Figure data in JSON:
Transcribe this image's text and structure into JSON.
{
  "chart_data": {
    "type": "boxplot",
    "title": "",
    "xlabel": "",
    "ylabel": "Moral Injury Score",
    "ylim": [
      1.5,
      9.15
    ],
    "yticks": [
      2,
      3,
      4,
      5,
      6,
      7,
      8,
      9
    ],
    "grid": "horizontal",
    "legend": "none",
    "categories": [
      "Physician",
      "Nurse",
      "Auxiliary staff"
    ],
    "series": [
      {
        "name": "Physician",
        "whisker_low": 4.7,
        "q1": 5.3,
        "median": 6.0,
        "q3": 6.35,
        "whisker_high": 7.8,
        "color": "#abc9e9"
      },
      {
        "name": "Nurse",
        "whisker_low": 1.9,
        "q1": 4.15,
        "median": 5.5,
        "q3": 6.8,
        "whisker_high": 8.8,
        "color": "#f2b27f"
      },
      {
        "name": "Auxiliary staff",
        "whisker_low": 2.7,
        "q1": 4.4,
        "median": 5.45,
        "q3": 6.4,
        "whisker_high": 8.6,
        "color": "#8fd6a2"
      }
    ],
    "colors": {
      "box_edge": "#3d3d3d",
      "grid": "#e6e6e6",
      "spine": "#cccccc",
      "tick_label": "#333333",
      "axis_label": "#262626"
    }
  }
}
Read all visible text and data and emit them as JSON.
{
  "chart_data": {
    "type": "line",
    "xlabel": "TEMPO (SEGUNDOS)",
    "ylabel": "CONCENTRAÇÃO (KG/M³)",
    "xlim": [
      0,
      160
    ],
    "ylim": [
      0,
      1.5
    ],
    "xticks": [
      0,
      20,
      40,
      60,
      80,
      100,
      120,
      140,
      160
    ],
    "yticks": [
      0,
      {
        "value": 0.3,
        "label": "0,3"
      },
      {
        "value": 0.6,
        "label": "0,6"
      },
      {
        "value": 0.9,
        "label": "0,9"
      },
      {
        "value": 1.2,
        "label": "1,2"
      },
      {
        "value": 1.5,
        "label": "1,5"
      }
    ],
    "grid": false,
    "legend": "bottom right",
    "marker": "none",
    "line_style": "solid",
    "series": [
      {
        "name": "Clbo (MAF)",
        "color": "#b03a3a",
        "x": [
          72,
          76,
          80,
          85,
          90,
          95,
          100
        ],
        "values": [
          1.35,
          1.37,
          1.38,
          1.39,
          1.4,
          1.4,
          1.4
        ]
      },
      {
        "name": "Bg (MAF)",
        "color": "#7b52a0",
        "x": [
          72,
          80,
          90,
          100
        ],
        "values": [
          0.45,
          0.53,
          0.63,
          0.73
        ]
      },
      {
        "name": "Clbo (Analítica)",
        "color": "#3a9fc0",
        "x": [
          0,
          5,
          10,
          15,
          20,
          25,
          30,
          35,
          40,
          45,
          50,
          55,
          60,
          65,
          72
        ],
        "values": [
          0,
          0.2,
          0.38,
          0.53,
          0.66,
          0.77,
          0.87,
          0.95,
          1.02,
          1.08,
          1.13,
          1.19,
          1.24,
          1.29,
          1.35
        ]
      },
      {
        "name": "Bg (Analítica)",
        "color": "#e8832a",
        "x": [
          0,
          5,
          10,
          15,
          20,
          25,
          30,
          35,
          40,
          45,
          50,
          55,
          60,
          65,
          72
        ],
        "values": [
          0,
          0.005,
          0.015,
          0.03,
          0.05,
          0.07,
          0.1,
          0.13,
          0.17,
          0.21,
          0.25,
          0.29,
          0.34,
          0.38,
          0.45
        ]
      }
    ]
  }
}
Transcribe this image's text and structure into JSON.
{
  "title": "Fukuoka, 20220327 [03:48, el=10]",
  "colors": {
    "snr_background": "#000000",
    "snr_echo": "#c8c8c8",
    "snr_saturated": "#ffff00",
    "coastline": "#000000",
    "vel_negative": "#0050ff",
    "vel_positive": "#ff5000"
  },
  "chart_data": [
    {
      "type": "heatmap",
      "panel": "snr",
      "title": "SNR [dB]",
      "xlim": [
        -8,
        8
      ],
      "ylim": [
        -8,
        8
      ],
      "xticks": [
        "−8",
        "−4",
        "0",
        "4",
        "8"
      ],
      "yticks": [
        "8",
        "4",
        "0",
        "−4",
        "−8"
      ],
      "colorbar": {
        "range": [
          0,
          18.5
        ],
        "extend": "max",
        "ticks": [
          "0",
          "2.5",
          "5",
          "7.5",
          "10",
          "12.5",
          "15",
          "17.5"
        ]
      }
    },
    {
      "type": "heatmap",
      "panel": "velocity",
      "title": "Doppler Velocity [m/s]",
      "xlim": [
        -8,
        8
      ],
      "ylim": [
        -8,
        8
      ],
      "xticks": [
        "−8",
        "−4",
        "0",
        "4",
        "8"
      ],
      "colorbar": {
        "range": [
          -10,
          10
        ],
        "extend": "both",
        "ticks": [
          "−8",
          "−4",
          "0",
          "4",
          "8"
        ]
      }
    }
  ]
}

### What you have to do
Extract the whole listing, character for character.

### Completed task
Transcribe this image's text and structure into JSON.
{
  "chart_data": {
    "type": "boxplot",
    "title": "",
    "xlabel": "",
    "ylabel": "Moral Injury Score",
    "ylim": [
      1.5,
      9.15
    ],
    "yticks": [
      2,
      3,
      4,
      5,
      6,
      7,
      8,
      9
    ],
    "grid": "horizontal",
    "legend": "none",
    "categories": [
      "Physician",
      "Nurse",
      "Auxiliary staff"
    ],
    "series": [
      {
        "name": "Physician",
        "whisker_low": 4.7,
        "q1": 5.3,
        "median": 6.0,
        "q3": 6.35,
        "whisker_high": 7.8,
        "color": "#abc9e9"
      },
      {
        "name": "Nurse",
        "whisker_low": 1.9,
        "q1": 4.15,
        "median": 5.5,
        "q3": 6.8,
        "whisker_high": 8.8,
        "color": "#f2b27f"
      },
      {
        "name": "Auxiliary staff",
        "whisker_low": 2.7,
        "q1": 4.4,
        "median": 5.45,
        "q3": 6.4,
        "whisker_high": 8.6,
        "color": "#8fd6a2"
      }
    ],
    "colors": {
      "box_edge": "#3d3d3d",
      "grid": "#e6e6e6",
      "spine": "#cccccc",
      "tick_label": "#333333",
      "axis_label": "#262626"
    }
  }
}
Read all visible text and data and emit them as JSON.
{
  "chart_data": {
    "type": "line",
    "xlabel": "TEMPO (SEGUNDOS)",
    "ylabel": "CONCENTRAÇÃO (KG/M³)",
    "xlim": [
      0,
      160
    ],
    "ylim": [
      0,
      1.5
    ],
    "xticks": [
      0,
      20,
      40,
      60,
      80,
      100,
      120,
      140,
      160
    ],
    "yticks": [
      0,
      {
        "value": 0.3,
        "label": "0,3"
      },
      {
        "value": 0.6,
        "label": "0,6"
      },
      {
        "value": 0.9,
        "label": "0,9"
      },
      {
        "value": 1.2,
        "label": "1,2"
      },
      {
        "value": 1.5,
        "label": "1,5"
      }
    ],
    "grid": false,
    "legend": "bottom right",
    "marker": "none",
    "line_style": "solid",
    "series": [
      {
        "name": "Clbo (MAF)",
        "color": "#b03a3a",
        "x": [
          72,
          76,
          80,
          85,
          90,
          95,
          100
        ],
        "values": [
          1.35,
          1.37,
          1.38,
          1.39,
          1.4,
          1.4,
          1.4
        ]
      },
      {
        "name": "Bg (MAF)",
        "color": "#7b52a0",
        "x": [
          72,
          80,
          90,
          100
        ],
        "values": [
          0.45,
          0.53,
          0.63,
          0.73
        ]
      },
      {
        "name": "Clbo (Analítica)",
        "color": "#3a9fc0",
        "x": [
          0,
          5,
          10,
          15,
          20,
          25,
          30,
          35,
          40,
          45,
          50,
          55,
          60,
          65,
          72
        ],
        "values": [
          0,
          0.2,
          0.38,
          0.53,
          0.66,
          0.77,
          0.87,
          0.95,
          1.02,
          1.08,
          1.13,
          1.19,
          1.24,
          1.29,
          1.35
        ]
      },
      {
        "name": "Bg (Analítica)",
        "color": "#e8832a",
        "x": [
          0,
          5,
          10,
          15,
          20,
          25,
          30,
          35,
          40,
          45,
          50,
          55,
          60,
          65,
          72
        ],
        "values": [
          0,
          0.005,
          0.015,
          0.03,
          0.05,
          0.07,
          0.1,
          0.13,
          0.17,
          0.21,
          0.25,
          0.29,
          0.34,
          0.38,
          0.45
        ]
      }
    ]
  }
}
Transcribe this image's text and structure into JSON.
{
  "title": "Fukuoka, 20220327 [03:48, el=10]",
  "colors": {
    "snr_background": "#000000",
    "snr_echo": "#c8c8c8",
    "snr_saturated": "#ffff00",
    "coastline": "#000000",
    "vel_negative": "#0050ff",
    "vel_positive": "#ff5000"
  },
  "chart_data": [
    {
      "type": "heatmap",
      "panel": "snr",
      "title": "SNR [dB]",
      "xlim": [
        -8,
        8
      ],
      "ylim": [
        -8,
        8
      ],
      "xticks": [
        "−8",
        "−4",
        "0",
        "4",
        "8"
      ],
      "yticks": [
        "8",
        "4",
        "0",
        "−4",
        "−8"
      ],
      "colorbar": {
        "range": [
          0,
          18.5
        ],
        "extend": "max",
        "ticks": [
          "0",
          "2.5",
          "5",
          "7.5",
          "10",
          "12.5",
          "15",
          "17.5"
        ]
      }
    },
    {
      "type": "heatmap",
      "panel": "velocity",
      "title": "Doppler Velocity [m/s]",
      "xlim": [
        -8,
        8
      ],
      "ylim": [
        -8,
        8
      ],
      "xticks": [
        "−8",
        "−4",
        "0",
        "4",
        "8"
      ],
      "colorbar": {
        "range": [
          -10,
          10
        ],
        "extend": "both",
        "ticks": [
          "−8",
          "−4",
          "0",
          "4",
          "8"
        ]
      }
    }
  ]
}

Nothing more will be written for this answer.